▶ What to do
Copy out every line of the data below word for word, keeping each one unchanged.

Box annotation data
..........
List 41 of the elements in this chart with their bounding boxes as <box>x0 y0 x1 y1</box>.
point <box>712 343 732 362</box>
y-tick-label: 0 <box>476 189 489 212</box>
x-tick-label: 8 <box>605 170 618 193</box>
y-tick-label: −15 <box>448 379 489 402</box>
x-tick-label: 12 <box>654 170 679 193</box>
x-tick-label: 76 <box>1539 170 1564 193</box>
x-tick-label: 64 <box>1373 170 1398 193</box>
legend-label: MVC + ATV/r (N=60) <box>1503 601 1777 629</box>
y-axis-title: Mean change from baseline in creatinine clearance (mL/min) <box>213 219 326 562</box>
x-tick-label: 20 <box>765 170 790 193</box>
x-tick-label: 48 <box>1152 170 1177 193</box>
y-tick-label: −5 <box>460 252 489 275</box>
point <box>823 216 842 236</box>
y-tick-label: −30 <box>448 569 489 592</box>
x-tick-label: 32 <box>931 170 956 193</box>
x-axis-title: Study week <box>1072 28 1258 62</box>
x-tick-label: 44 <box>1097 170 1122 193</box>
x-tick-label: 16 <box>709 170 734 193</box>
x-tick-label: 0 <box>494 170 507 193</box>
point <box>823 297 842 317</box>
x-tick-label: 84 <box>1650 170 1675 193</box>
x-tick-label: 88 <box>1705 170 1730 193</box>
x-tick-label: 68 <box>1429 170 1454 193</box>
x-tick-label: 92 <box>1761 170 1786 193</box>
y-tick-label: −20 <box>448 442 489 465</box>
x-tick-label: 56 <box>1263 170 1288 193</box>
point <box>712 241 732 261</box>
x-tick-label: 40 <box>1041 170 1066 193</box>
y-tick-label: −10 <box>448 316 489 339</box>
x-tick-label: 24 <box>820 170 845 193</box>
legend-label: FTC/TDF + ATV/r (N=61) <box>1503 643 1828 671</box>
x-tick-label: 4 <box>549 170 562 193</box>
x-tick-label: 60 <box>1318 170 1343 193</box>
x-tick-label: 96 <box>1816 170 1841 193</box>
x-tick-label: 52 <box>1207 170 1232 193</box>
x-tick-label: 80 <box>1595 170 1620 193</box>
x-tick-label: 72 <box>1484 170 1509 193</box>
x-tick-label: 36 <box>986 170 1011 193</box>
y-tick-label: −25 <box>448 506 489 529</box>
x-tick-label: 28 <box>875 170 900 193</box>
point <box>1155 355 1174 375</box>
..........
▶ Answer below
List 41 of the elements in this chart with their bounding boxes as <box>x0 y0 x1 y1</box>.
point <box>712 343 732 362</box>
y-tick-label: 0 <box>476 189 489 212</box>
x-tick-label: 8 <box>605 170 618 193</box>
y-tick-label: −15 <box>448 379 489 402</box>
x-tick-label: 12 <box>654 170 679 193</box>
x-tick-label: 76 <box>1539 170 1564 193</box>
x-tick-label: 64 <box>1373 170 1398 193</box>
legend-label: MVC + ATV/r (N=60) <box>1503 601 1777 629</box>
y-axis-title: Mean change from baseline in creatinine clearance (mL/min) <box>213 219 326 562</box>
x-tick-label: 20 <box>765 170 790 193</box>
x-tick-label: 48 <box>1152 170 1177 193</box>
y-tick-label: −5 <box>460 252 489 275</box>
point <box>823 216 842 236</box>
y-tick-label: −30 <box>448 569 489 592</box>
x-tick-label: 32 <box>931 170 956 193</box>
x-axis-title: Study week <box>1072 28 1258 62</box>
x-tick-label: 44 <box>1097 170 1122 193</box>
x-tick-label: 16 <box>709 170 734 193</box>
x-tick-label: 0 <box>494 170 507 193</box>
point <box>823 297 842 317</box>
x-tick-label: 84 <box>1650 170 1675 193</box>
x-tick-label: 88 <box>1705 170 1730 193</box>
x-tick-label: 68 <box>1429 170 1454 193</box>
x-tick-label: 92 <box>1761 170 1786 193</box>
y-tick-label: −20 <box>448 442 489 465</box>
x-tick-label: 56 <box>1263 170 1288 193</box>
point <box>712 241 732 261</box>
x-tick-label: 40 <box>1041 170 1066 193</box>
y-tick-label: −10 <box>448 316 489 339</box>
x-tick-label: 24 <box>820 170 845 193</box>
legend-label: FTC/TDF + ATV/r (N=61) <box>1503 643 1828 671</box>
x-tick-label: 4 <box>549 170 562 193</box>
x-tick-label: 60 <box>1318 170 1343 193</box>
x-tick-label: 96 <box>1816 170 1841 193</box>
x-tick-label: 52 <box>1207 170 1232 193</box>
x-tick-label: 80 <box>1595 170 1620 193</box>
x-tick-label: 72 <box>1484 170 1509 193</box>
x-tick-label: 36 <box>986 170 1011 193</box>
y-tick-label: −25 <box>448 506 489 529</box>
x-tick-label: 28 <box>875 170 900 193</box>
point <box>1155 355 1174 375</box>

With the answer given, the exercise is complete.